### Excerpted data ###
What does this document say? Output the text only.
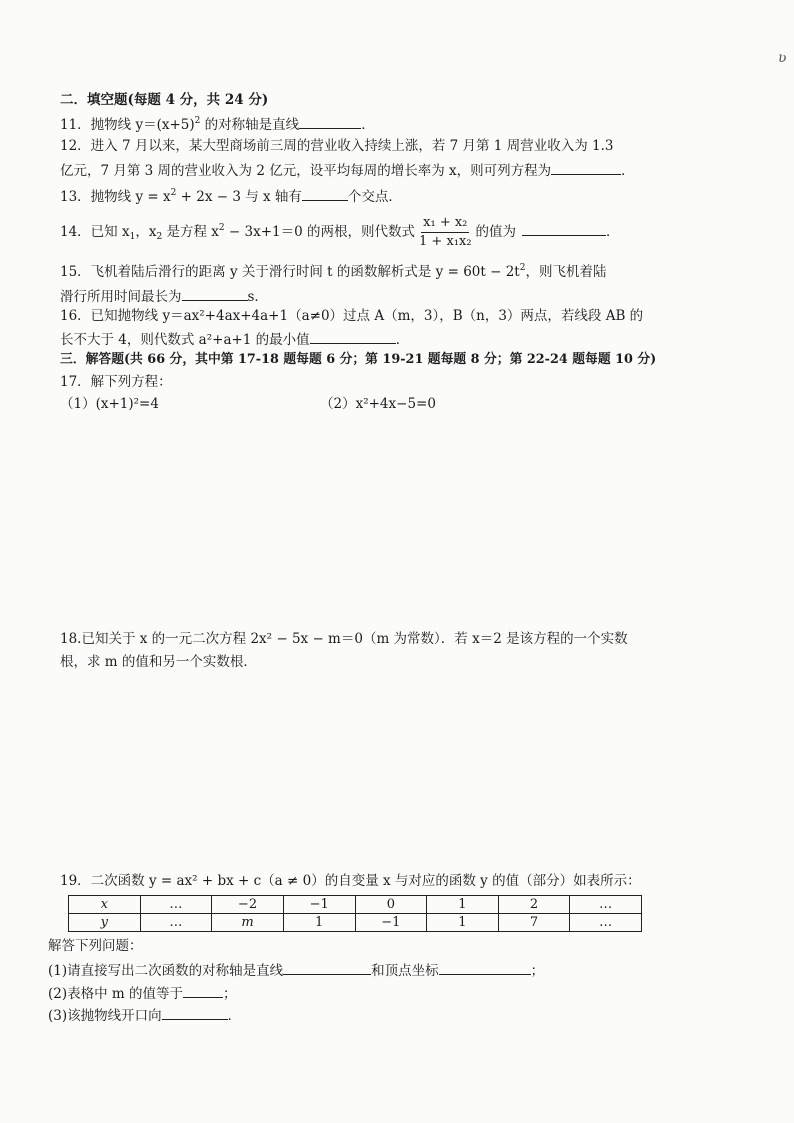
ʋ
二．填空题(每题 4 分，共 24 分)
11．抛物线 $y=(x+5)^2$ 的对称轴是直线	．
12．进入 7 月以来，某大型商场前三周的营业收入持续上涨，若 7 月第 1 周营业收入为 1.3
亿元，7 月第 3 周的营业收入为 2 亿元，设平均每周的增长率为 x，则可列方程为	．
13．抛物线 $y = x^2 + 2x - 3$ 与 x 轴有	个交点．
14．已知 $x_1$，$x_2$ 是方程 $x^2 - 3x+1=0$ 的两根，则代数式 $\frac{\text{x₁ + x₂}}{\text{1 + x₁x₂}}$ 的值为	．
15．飞机着陆后滑行的距离 y 关于滑行时间 t 的函数解析式是 $y = 60t - 2t^2$，则飞机着陆
滑行所用时间最长为	s．
16．已知抛物线 y＝ax²+4ax+4a+1（a≠0）过点 A（m，3），B（n，3）两点，若线段 AB 的
长不大于 4，则代数式 a²+a+1 的最小值	．
三．解答题(共 66 分，其中第 17-18 题每题 6 分；第 19-21 题每题 8 分；第 22-24 题每题 10 分)
17．解下列方程：
（1）(x+1)²=4	（2）x²+4x−5=0
18.已知关于 x 的一元二次方程 2x² − 5x − m＝0（m 为常数）．若 x＝2 是该方程的一个实数
根，求 m 的值和另一个实数根．
19．二次函数 y = ax² + bx + c（a ≠ 0）的自变量 x 与对应的函数 y 的值（部分）如表所示：
x	…	−2	−1	0	1	2	…
y	…	m	1	−1	1	7	…
解答下列问题：
(1)请直接写出二次函数的对称轴是直线	和顶点坐标	；
(2)表格中 m 的值等于	；
(3)该抛物线开口向	．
###
Work to do: Pictures stay out; repeat all the rest of the records exactly.

Full response:
What does this document say? Output the text only.
ʋ
二．填空题(每题 4 分，共 24 分)
11．抛物线 $y=(x+5)^2$ 的对称轴是直线	．
12．进入 7 月以来，某大型商场前三周的营业收入持续上涨，若 7 月第 1 周营业收入为 1.3
亿元，7 月第 3 周的营业收入为 2 亿元，设平均每周的增长率为 x，则可列方程为	．
13．抛物线 $y = x^2 + 2x - 3$ 与 x 轴有	个交点．
14．已知 $x_1$，$x_2$ 是方程 $x^2 - 3x+1=0$ 的两根，则代数式 $\frac{\text{x₁ + x₂}}{\text{1 + x₁x₂}}$ 的值为	．
15．飞机着陆后滑行的距离 y 关于滑行时间 t 的函数解析式是 $y = 60t - 2t^2$，则飞机着陆
滑行所用时间最长为	s．
16．已知抛物线 y＝ax²+4ax+4a+1（a≠0）过点 A（m，3），B（n，3）两点，若线段 AB 的
长不大于 4，则代数式 a²+a+1 的最小值	．
三．解答题(共 66 分，其中第 17-18 题每题 6 分；第 19-21 题每题 8 分；第 22-24 题每题 10 分)
17．解下列方程：
（1）(x+1)²=4	（2）x²+4x−5=0
18.已知关于 x 的一元二次方程 2x² − 5x − m＝0（m 为常数）．若 x＝2 是该方程的一个实数
根，求 m 的值和另一个实数根．
19．二次函数 y = ax² + bx + c（a ≠ 0）的自变量 x 与对应的函数 y 的值（部分）如表所示：
x	…	−2	−1	0	1	2	…
y	…	m	1	−1	1	7	…
解答下列问题：
(1)请直接写出二次函数的对称轴是直线	和顶点坐标	；
(2)表格中 m 的值等于	；
(3)该抛物线开口向	．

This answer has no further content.